__What you should do__
Every line that holds "再选化学" should be shown.

__The records__
************

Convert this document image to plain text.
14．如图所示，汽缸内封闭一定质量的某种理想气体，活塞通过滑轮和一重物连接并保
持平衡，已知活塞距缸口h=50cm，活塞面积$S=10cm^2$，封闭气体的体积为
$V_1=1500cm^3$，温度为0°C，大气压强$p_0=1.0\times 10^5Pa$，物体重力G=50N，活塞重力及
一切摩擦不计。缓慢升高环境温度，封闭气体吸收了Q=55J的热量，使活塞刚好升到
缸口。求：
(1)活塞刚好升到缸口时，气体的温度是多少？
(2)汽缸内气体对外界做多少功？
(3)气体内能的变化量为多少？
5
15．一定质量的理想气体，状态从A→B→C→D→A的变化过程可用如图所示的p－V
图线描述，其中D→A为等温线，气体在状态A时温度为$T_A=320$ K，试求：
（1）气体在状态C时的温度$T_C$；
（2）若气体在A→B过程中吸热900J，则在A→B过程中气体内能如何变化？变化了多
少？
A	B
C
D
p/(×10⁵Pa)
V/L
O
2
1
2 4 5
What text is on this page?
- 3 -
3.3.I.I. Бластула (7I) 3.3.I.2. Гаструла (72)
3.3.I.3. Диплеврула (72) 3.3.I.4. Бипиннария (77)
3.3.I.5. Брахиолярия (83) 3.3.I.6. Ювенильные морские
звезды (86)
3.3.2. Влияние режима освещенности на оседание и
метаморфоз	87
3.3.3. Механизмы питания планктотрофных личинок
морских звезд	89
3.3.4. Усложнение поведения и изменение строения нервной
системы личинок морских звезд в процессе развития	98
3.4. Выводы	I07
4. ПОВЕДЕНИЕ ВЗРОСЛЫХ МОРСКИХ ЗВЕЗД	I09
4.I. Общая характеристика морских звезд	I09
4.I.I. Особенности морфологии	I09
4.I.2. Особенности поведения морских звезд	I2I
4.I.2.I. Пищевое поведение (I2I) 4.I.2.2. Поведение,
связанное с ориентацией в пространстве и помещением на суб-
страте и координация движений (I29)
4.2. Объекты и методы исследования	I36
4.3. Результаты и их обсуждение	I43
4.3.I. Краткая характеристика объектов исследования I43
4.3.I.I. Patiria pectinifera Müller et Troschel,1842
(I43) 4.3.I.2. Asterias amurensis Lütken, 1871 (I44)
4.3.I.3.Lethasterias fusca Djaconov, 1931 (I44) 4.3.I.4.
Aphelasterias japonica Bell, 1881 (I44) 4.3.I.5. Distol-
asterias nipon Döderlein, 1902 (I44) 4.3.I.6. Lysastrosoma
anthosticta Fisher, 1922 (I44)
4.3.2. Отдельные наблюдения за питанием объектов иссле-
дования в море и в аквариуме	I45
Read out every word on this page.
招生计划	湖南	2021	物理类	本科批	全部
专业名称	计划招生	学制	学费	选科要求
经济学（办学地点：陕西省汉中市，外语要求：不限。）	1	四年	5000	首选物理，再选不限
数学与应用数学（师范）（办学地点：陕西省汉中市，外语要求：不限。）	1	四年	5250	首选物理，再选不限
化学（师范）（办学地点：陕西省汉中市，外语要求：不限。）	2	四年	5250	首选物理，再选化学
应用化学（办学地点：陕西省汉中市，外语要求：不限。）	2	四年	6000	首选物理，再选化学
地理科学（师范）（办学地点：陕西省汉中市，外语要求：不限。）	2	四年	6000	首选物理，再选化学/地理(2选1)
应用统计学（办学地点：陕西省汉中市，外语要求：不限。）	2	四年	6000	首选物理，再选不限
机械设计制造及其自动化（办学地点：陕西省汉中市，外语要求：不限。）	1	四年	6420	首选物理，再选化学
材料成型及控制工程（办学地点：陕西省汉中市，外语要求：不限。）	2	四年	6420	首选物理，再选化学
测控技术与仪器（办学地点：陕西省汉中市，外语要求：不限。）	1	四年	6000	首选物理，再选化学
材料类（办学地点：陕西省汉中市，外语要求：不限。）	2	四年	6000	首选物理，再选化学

************

__Correct output__
化学（师范）（办学地点：陕西省汉中市，外语要求：不限。）	2	四年	5250	首选物理，再选化学
应用化学（办学地点：陕西省汉中市，外语要求：不限。）	2	四年	6000	首选物理，再选化学
地理科学（师范）（办学地点：陕西省汉中市，外语要求：不限。）	2	四年	6000	首选物理，再选化学/地理(2选1)
机械设计制造及其自动化（办学地点：陕西省汉中市，外语要求：不限。）	1	四年	6420	首选物理，再选化学
材料成型及控制工程（办学地点：陕西省汉中市，外语要求：不限。）	2	四年	6420	首选物理，再选化学
测控技术与仪器（办学地点：陕西省汉中市，外语要求：不限。）	1	四年	6000	首选物理，再选化学
材料类（办学地点：陕西省汉中市，外语要求：不限。）	2	四年	6000	首选物理，再选化学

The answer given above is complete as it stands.